▶ _Challenge_
Select the lines of the records containing the word "Permeability" and list them.

▶ _Data shown_
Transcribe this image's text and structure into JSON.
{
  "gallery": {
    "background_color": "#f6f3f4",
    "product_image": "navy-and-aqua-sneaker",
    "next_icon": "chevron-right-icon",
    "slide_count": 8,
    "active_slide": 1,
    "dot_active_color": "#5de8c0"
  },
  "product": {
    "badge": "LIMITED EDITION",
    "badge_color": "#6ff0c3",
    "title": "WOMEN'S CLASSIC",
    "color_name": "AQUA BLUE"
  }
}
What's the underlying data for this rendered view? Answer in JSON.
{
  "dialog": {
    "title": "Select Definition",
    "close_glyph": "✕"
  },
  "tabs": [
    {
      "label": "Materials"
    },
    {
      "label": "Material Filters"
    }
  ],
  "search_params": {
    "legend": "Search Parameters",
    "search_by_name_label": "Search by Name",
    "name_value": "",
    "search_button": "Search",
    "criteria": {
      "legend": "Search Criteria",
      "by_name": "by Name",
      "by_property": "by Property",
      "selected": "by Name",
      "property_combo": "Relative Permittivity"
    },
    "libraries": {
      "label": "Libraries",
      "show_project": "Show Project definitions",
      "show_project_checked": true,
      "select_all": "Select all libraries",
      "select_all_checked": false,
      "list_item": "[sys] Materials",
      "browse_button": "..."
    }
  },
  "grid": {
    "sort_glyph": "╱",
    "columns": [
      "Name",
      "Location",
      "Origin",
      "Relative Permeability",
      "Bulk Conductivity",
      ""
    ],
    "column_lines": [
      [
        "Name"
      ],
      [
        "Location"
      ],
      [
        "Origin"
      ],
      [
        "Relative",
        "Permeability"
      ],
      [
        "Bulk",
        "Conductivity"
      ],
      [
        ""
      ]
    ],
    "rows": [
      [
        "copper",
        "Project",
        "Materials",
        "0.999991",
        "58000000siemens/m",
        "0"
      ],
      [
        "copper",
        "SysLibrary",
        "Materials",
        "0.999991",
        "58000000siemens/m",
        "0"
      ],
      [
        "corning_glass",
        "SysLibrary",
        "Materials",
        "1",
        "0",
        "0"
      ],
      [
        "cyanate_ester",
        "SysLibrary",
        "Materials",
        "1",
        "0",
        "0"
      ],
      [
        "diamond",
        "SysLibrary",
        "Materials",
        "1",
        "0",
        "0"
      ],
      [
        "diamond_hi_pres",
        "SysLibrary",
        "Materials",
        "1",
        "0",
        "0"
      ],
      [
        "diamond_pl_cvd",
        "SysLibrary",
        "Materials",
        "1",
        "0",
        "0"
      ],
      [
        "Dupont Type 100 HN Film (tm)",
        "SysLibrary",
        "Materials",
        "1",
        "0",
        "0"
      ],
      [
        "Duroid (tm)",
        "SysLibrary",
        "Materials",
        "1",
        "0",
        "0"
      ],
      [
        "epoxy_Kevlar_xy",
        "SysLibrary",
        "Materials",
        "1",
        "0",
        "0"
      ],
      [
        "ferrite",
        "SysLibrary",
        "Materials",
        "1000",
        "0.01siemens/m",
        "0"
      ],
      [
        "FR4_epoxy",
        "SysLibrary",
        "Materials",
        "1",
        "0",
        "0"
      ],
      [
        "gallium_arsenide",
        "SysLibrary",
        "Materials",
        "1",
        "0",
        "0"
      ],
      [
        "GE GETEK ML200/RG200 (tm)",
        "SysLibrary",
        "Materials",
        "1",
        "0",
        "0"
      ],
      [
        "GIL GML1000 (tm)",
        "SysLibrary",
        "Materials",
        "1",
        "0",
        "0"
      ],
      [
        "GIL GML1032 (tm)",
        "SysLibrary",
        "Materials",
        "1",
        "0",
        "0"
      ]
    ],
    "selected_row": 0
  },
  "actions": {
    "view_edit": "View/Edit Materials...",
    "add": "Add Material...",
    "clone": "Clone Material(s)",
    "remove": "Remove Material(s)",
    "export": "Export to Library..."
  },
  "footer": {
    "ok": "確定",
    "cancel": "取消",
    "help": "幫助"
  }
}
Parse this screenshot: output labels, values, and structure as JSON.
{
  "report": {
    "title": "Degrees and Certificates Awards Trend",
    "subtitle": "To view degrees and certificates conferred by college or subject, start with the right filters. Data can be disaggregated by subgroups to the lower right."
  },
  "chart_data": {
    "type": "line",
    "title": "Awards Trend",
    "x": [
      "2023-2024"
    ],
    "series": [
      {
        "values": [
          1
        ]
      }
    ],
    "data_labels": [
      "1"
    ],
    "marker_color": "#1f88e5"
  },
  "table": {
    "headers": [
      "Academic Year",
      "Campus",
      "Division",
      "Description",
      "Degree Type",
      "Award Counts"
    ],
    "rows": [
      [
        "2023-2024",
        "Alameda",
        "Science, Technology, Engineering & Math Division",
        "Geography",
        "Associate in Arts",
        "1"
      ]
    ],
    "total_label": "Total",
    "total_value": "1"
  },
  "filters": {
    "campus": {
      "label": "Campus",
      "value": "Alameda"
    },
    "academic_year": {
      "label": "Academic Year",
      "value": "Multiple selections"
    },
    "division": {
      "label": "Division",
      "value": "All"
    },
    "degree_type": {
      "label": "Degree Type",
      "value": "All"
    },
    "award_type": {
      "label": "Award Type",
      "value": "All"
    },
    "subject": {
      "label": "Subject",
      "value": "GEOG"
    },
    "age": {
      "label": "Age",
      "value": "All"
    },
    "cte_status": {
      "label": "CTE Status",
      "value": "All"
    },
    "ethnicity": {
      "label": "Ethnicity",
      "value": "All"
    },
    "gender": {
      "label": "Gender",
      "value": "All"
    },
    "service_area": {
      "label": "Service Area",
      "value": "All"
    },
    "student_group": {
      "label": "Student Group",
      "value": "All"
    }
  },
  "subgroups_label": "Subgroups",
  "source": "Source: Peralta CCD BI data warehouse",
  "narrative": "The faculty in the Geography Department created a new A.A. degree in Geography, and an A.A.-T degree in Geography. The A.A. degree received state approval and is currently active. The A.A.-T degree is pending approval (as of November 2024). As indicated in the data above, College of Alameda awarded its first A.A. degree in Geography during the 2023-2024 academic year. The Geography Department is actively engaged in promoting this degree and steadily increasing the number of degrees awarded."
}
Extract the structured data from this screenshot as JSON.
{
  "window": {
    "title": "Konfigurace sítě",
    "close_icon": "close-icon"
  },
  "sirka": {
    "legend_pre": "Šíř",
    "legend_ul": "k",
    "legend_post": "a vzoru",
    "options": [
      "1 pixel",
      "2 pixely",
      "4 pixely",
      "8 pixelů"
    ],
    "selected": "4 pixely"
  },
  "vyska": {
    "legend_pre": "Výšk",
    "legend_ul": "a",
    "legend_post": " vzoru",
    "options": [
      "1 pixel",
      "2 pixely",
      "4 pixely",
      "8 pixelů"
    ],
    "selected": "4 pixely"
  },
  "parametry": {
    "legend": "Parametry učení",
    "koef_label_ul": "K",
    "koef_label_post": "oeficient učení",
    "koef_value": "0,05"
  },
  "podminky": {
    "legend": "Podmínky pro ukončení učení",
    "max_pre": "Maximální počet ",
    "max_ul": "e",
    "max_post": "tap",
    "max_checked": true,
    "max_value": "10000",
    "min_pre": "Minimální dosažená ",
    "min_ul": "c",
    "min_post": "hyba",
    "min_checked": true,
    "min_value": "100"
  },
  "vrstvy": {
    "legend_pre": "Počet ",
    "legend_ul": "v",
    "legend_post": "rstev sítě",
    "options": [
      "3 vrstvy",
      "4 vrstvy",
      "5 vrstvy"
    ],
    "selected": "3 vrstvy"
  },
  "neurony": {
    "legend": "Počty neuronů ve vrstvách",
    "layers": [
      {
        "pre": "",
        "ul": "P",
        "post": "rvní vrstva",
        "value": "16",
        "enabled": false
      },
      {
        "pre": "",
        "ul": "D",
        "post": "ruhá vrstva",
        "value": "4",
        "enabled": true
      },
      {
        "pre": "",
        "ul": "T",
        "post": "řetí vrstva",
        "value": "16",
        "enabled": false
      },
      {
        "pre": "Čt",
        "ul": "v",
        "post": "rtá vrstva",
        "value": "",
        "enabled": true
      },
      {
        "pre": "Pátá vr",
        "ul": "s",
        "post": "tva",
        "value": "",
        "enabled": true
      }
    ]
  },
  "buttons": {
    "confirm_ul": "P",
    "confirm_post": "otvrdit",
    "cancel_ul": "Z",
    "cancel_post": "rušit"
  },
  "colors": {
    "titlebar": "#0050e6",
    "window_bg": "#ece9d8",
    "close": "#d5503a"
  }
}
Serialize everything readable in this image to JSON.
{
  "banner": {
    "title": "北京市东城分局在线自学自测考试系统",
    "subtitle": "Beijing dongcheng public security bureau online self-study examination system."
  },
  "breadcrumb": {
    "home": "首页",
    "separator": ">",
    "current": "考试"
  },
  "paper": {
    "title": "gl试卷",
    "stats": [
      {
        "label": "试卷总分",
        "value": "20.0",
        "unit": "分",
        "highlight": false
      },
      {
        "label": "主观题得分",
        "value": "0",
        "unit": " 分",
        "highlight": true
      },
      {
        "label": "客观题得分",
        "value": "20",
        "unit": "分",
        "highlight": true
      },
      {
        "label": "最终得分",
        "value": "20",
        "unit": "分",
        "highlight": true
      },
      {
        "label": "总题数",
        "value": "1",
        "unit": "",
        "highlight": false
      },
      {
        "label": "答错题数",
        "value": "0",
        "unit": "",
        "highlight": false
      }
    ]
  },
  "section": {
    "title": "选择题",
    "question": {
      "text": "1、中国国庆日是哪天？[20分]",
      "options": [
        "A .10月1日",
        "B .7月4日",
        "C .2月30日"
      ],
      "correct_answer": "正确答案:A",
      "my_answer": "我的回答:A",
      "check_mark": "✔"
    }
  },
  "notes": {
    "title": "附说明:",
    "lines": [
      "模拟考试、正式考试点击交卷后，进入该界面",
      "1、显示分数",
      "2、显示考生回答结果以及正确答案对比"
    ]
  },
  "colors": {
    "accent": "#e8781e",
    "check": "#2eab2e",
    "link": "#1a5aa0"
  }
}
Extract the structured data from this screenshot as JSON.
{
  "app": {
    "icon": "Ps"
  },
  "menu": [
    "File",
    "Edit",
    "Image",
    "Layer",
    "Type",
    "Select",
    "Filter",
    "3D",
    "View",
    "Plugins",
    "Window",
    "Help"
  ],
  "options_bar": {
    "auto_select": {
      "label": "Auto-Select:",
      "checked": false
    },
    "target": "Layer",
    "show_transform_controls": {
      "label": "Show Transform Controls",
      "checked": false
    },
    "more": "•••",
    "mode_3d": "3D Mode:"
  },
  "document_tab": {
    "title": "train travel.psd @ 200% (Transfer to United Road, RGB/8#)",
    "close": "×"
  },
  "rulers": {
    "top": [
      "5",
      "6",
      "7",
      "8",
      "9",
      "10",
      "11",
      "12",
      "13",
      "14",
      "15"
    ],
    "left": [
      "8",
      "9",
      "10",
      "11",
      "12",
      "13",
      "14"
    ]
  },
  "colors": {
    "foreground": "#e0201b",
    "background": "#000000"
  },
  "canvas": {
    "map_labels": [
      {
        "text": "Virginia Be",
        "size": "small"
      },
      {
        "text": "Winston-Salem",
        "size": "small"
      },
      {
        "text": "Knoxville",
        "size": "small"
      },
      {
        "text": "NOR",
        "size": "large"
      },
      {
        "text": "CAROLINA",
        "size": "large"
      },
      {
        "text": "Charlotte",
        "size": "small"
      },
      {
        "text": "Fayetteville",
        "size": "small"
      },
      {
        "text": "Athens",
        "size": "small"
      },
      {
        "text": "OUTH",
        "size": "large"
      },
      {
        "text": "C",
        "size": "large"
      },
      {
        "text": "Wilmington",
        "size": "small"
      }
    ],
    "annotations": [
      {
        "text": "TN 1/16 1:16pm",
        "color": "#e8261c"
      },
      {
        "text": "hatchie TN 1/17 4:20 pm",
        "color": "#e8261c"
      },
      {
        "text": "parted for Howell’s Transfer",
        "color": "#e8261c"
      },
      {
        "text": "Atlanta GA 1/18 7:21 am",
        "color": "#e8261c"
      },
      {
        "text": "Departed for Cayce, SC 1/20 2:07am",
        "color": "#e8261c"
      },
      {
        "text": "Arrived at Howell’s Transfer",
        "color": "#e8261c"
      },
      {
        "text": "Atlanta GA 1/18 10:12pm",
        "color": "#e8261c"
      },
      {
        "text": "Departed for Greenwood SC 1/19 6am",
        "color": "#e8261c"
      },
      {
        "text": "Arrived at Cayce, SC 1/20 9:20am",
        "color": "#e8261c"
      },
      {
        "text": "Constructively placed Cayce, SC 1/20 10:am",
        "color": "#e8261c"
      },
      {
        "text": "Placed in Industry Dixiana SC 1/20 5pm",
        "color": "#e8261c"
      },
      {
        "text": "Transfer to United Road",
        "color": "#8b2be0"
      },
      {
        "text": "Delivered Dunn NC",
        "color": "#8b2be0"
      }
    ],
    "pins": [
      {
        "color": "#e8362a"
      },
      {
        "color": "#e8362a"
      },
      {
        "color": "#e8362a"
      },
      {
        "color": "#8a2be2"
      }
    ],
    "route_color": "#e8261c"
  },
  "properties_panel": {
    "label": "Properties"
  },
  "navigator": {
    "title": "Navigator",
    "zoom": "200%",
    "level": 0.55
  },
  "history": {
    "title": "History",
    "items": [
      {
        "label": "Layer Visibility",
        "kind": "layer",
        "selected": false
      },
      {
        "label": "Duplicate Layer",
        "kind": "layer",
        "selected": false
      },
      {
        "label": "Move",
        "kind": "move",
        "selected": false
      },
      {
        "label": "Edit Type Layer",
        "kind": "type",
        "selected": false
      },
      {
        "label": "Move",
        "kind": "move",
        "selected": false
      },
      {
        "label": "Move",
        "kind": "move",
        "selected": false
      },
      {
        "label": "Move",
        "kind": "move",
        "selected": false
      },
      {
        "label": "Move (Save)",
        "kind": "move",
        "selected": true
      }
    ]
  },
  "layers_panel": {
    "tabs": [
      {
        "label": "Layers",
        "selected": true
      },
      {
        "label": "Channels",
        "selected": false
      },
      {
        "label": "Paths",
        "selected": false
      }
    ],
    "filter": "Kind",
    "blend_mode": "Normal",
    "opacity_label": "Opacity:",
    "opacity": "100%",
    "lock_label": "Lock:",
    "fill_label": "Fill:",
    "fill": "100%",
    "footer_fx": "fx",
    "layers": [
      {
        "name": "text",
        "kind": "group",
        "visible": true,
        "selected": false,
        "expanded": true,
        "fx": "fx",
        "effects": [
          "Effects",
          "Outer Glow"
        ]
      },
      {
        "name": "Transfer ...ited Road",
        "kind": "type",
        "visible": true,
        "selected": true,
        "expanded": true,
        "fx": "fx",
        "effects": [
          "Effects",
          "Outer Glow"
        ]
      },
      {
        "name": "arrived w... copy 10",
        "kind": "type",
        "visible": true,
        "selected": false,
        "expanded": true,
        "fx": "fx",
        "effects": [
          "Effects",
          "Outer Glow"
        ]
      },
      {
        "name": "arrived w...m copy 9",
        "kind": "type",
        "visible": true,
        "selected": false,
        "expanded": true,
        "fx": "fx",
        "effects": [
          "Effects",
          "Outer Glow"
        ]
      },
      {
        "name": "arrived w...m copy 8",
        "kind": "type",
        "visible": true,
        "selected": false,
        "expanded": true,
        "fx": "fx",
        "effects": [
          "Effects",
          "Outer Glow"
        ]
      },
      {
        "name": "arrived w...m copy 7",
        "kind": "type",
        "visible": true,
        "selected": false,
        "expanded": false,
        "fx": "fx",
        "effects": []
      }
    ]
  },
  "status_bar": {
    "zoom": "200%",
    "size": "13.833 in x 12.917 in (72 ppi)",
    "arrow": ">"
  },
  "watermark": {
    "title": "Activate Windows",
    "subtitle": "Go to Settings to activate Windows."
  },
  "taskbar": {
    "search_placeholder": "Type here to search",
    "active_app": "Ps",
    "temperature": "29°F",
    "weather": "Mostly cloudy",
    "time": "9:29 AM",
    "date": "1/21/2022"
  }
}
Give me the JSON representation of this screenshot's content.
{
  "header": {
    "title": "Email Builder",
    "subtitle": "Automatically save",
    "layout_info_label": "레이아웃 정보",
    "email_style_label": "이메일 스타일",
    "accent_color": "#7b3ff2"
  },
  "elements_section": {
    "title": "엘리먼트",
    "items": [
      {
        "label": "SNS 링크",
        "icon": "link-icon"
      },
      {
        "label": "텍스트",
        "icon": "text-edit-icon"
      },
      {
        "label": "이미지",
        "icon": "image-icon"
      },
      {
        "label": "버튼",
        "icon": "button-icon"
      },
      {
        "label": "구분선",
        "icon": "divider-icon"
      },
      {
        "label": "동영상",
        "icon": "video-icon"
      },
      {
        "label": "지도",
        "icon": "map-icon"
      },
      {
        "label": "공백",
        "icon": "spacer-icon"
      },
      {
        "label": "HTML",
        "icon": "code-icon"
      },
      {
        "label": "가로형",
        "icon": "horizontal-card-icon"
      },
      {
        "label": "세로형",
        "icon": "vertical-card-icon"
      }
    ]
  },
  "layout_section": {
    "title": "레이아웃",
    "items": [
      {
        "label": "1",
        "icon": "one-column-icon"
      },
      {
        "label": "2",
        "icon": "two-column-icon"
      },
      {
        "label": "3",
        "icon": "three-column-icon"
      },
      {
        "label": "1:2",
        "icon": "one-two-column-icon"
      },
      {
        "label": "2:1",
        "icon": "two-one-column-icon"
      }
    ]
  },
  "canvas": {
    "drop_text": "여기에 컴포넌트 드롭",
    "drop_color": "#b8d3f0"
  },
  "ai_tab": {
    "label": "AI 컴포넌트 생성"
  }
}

▶ _Response for this exercise_
      "Relative Permeability",
        "Permeability"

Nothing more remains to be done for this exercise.